__DATA EXCERPTS__.
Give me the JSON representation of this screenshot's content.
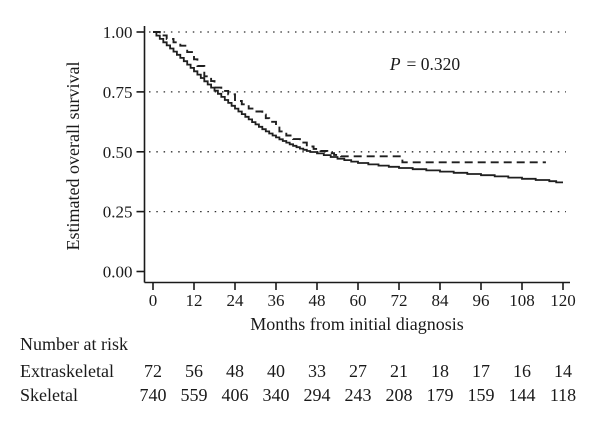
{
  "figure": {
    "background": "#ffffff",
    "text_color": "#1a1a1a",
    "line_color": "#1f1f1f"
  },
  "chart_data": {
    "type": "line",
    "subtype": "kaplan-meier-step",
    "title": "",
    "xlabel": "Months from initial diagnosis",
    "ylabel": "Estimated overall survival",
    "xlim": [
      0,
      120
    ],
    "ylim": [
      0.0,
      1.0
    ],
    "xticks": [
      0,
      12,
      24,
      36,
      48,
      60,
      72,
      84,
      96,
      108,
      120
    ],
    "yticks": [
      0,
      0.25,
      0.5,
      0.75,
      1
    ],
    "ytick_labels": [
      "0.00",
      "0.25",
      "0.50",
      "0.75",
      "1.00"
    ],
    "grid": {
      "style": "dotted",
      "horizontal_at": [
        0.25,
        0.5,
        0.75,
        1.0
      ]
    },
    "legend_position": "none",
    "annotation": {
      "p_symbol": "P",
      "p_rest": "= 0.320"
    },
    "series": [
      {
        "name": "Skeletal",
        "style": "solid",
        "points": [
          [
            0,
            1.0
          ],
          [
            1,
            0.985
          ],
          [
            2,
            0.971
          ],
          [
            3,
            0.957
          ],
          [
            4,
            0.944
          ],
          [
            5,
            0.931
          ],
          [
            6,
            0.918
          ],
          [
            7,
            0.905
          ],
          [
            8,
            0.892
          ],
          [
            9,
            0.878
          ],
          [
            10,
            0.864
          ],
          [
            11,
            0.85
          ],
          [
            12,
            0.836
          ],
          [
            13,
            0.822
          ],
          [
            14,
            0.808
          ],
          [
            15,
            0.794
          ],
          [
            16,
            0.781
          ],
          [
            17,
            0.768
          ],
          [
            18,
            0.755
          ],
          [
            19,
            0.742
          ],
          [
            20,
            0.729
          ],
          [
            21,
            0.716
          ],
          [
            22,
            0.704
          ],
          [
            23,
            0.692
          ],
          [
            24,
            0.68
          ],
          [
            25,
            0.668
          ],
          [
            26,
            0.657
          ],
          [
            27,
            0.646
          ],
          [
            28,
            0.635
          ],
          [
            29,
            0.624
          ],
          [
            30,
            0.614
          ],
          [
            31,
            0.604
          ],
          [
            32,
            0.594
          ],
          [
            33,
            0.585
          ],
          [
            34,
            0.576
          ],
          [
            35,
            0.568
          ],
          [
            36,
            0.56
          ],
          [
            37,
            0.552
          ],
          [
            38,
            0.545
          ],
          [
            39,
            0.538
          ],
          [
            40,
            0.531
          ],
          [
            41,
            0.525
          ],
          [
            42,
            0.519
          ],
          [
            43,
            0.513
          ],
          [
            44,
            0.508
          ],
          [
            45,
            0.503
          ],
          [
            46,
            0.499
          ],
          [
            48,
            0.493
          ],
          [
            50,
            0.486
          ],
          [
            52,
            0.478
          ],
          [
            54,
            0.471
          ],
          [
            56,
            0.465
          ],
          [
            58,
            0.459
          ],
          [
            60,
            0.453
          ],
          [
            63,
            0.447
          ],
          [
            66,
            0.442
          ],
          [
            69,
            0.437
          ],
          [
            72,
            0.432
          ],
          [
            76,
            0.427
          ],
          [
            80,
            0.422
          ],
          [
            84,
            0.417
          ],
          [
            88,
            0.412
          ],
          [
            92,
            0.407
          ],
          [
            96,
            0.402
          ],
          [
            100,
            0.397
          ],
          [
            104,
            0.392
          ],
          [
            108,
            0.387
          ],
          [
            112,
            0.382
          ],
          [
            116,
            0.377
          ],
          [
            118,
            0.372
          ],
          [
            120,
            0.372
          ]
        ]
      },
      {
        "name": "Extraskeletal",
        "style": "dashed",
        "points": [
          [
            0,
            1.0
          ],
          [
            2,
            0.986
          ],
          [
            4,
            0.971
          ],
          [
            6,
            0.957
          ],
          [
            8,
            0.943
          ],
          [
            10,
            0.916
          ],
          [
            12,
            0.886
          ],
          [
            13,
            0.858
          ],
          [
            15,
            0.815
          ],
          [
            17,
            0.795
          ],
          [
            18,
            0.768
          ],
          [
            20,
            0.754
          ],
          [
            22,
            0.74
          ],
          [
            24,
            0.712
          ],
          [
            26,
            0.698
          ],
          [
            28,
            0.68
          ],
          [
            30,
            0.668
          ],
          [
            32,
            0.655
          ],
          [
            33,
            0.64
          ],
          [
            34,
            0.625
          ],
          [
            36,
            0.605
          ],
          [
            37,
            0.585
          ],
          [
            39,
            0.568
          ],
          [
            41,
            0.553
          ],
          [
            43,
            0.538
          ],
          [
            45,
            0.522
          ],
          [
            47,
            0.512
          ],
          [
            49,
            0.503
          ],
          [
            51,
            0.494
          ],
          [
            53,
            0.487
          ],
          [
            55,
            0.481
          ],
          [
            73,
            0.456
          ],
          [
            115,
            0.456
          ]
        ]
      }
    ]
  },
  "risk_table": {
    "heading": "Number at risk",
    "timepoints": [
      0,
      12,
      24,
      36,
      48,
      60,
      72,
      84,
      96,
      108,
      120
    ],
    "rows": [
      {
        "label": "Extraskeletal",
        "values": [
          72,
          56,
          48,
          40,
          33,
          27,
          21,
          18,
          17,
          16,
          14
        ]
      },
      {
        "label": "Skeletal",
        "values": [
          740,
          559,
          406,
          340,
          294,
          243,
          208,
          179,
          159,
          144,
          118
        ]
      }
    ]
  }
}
--
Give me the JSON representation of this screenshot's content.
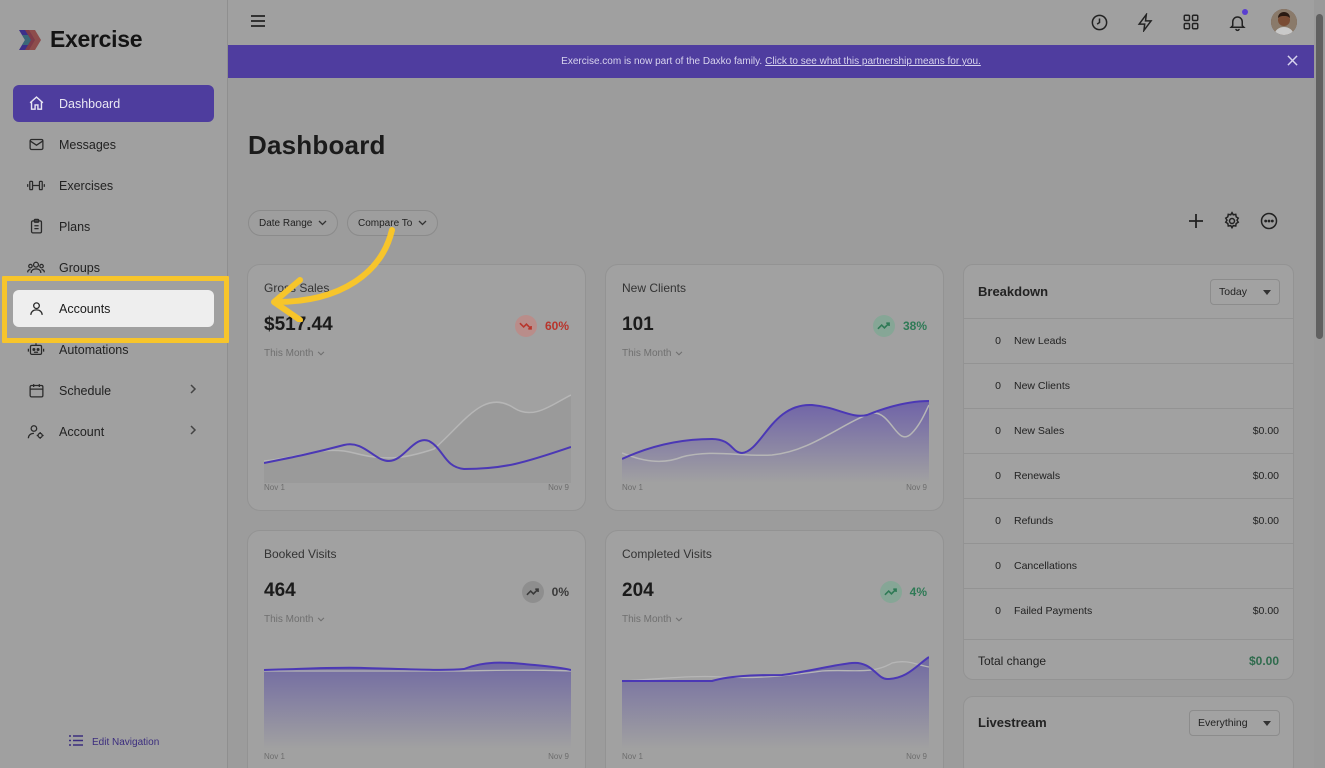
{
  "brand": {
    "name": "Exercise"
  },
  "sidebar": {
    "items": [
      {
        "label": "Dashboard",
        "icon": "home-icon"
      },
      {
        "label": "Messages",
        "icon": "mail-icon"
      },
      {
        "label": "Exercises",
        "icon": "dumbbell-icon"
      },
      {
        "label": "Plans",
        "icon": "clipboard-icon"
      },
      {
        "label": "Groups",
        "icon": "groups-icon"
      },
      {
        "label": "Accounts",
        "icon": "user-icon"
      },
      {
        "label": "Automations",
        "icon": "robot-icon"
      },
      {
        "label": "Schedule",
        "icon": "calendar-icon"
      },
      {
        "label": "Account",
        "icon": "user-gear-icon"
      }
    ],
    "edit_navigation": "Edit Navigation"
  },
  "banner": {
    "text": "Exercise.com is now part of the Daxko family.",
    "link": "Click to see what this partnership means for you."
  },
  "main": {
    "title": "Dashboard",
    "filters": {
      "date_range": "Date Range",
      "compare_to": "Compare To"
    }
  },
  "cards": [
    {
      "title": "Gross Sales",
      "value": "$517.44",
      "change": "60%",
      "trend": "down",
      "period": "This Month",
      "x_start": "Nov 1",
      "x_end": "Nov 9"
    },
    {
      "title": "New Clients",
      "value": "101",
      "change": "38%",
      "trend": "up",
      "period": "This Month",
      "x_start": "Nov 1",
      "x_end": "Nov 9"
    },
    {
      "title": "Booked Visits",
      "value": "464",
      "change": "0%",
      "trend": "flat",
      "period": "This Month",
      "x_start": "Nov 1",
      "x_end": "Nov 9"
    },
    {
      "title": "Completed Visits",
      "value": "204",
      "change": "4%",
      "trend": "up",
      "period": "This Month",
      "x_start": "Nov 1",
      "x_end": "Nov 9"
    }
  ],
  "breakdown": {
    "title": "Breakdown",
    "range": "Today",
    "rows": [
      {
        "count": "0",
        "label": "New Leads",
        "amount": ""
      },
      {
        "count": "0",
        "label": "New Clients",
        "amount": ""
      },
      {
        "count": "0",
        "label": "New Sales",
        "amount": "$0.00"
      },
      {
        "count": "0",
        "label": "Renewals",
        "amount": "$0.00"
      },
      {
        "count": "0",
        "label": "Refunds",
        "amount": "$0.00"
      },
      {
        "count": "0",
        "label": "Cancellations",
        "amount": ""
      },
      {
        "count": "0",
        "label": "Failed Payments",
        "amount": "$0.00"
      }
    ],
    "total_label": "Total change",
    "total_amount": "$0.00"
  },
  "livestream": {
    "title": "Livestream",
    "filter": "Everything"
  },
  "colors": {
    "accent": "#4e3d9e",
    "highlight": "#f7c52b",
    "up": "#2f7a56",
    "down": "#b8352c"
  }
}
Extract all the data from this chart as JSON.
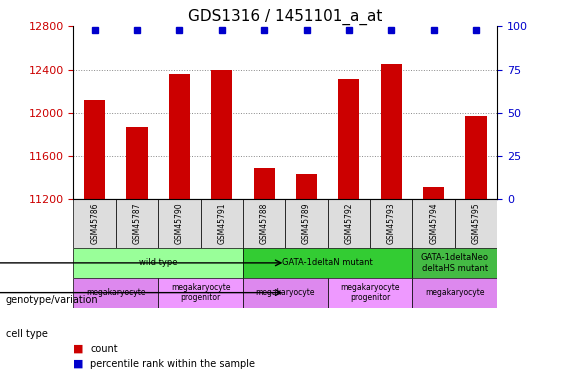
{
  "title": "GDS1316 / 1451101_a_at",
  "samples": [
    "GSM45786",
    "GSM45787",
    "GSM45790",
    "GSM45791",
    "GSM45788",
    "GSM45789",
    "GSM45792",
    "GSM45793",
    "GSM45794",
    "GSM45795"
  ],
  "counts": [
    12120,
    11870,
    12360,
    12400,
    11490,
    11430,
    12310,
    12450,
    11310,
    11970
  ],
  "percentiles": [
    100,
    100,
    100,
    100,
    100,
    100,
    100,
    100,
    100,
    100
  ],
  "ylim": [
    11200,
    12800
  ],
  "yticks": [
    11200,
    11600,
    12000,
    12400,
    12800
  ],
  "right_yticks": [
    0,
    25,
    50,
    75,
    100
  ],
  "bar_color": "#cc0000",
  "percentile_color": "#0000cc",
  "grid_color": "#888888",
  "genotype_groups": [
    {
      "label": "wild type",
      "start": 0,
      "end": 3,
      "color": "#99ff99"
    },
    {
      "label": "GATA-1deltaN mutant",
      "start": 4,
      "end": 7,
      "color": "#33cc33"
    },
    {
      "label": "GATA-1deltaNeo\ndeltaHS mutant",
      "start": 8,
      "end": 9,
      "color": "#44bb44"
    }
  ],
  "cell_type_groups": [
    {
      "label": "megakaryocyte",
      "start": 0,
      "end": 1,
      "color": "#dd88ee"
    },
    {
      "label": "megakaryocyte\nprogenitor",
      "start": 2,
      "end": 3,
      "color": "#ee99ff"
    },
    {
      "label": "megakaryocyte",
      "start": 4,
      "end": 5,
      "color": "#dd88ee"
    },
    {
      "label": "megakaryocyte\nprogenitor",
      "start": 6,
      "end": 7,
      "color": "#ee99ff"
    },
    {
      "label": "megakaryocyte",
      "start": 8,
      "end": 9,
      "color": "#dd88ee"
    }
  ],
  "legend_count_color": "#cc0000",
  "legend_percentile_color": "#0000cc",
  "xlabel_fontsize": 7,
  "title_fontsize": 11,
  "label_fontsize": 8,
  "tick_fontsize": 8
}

__WHAT NEEDS TO BE DONE__.
Using the listing above, list every line in which the string "name" occurs.

__ANSWER TO THIS TASK__.
        "name": "Skeletal",
        "name": "Extraskeletal",
    "name": "Exercise"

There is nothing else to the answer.